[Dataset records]
START
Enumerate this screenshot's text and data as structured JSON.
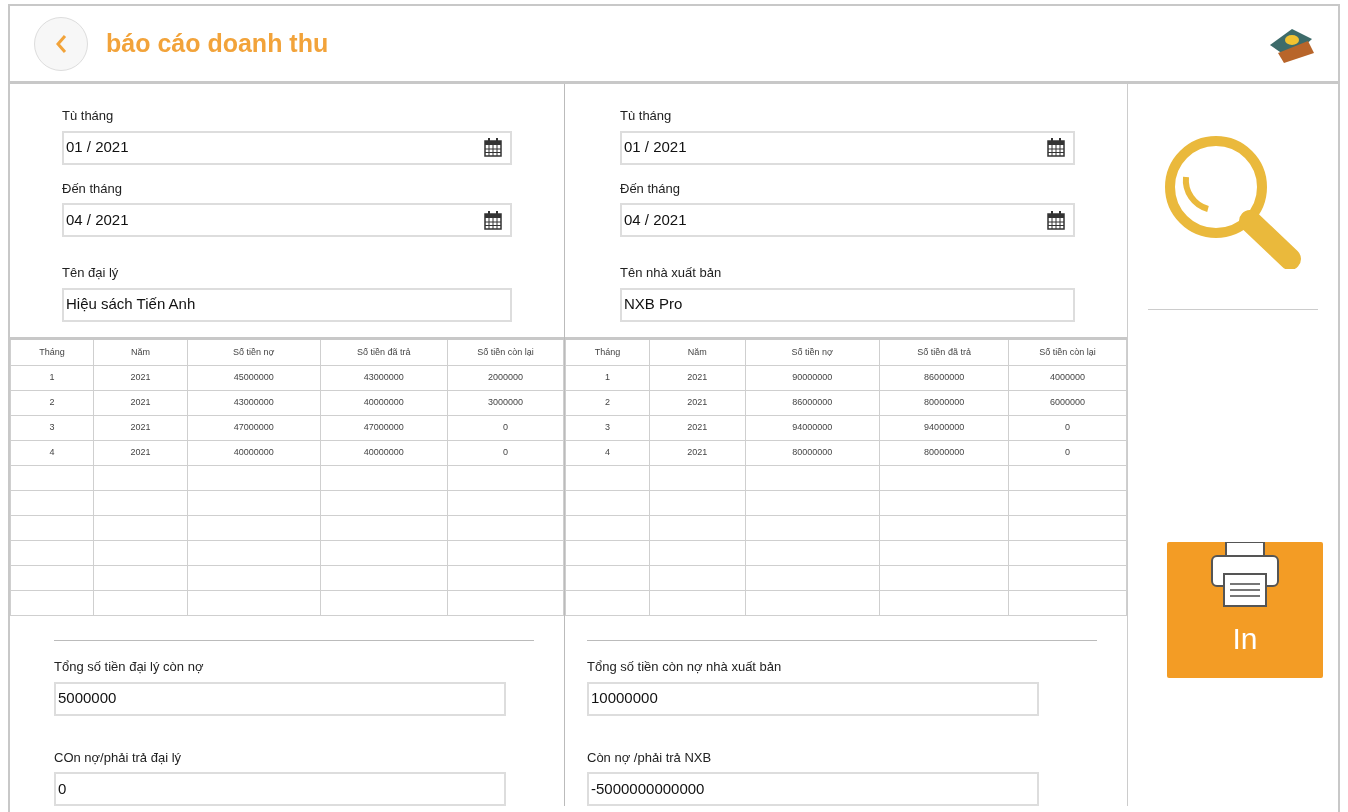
{
  "header": {
    "title": "báo cáo doanh thu"
  },
  "panels": [
    {
      "fields": [
        {
          "label": "Tù tháng",
          "value": "01 / 2021",
          "kind": "month"
        },
        {
          "label": "Đến tháng",
          "value": "04 / 2021",
          "kind": "month"
        },
        {
          "label": "Tên đại lý",
          "value": "Hiệu sách Tiến Anh",
          "kind": "text"
        }
      ],
      "table": {
        "columns": [
          "Tháng",
          "Năm",
          "Số tiền nợ",
          "Số tiền đã trả",
          "Số tiền còn lại"
        ],
        "rows": [
          [
            "1",
            "2021",
            "45000000",
            "43000000",
            "2000000"
          ],
          [
            "2",
            "2021",
            "43000000",
            "40000000",
            "3000000"
          ],
          [
            "3",
            "2021",
            "47000000",
            "47000000",
            "0"
          ],
          [
            "4",
            "2021",
            "40000000",
            "40000000",
            "0"
          ]
        ]
      },
      "summary": [
        {
          "label": "Tổng số tiền đại lý còn nợ",
          "value": "5000000"
        },
        {
          "label": "COn nợ/phải trả đại lý",
          "value": "0"
        }
      ]
    },
    {
      "fields": [
        {
          "label": "Tù tháng",
          "value": "01 / 2021",
          "kind": "month"
        },
        {
          "label": "Đến tháng",
          "value": "04 / 2021",
          "kind": "month"
        },
        {
          "label": "Tên nhà xuất bản",
          "value": "NXB Pro",
          "kind": "text"
        }
      ],
      "table": {
        "columns": [
          "Tháng",
          "Năm",
          "Số tiền nợ",
          "Số tiền đã trả",
          "Số tiền còn lại"
        ],
        "rows": [
          [
            "1",
            "2021",
            "90000000",
            "86000000",
            "4000000"
          ],
          [
            "2",
            "2021",
            "86000000",
            "80000000",
            "6000000"
          ],
          [
            "3",
            "2021",
            "94000000",
            "94000000",
            "0"
          ],
          [
            "4",
            "2021",
            "80000000",
            "80000000",
            "0"
          ]
        ]
      },
      "summary": [
        {
          "label": "Tổng số tiền còn nợ nhà xuất bản",
          "value": "10000000"
        },
        {
          "label": "Còn nợ /phải trả NXB",
          "value": "-5000000000000"
        }
      ]
    }
  ],
  "print_button": {
    "label": "In"
  }
}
END
**Problem details**
Find each line holding the word "Tổng" and copy it.

**Task result**
          "label": "Tổng số tiền đại lý còn nợ",
          "label": "Tổng số tiền còn nợ nhà xuất bản",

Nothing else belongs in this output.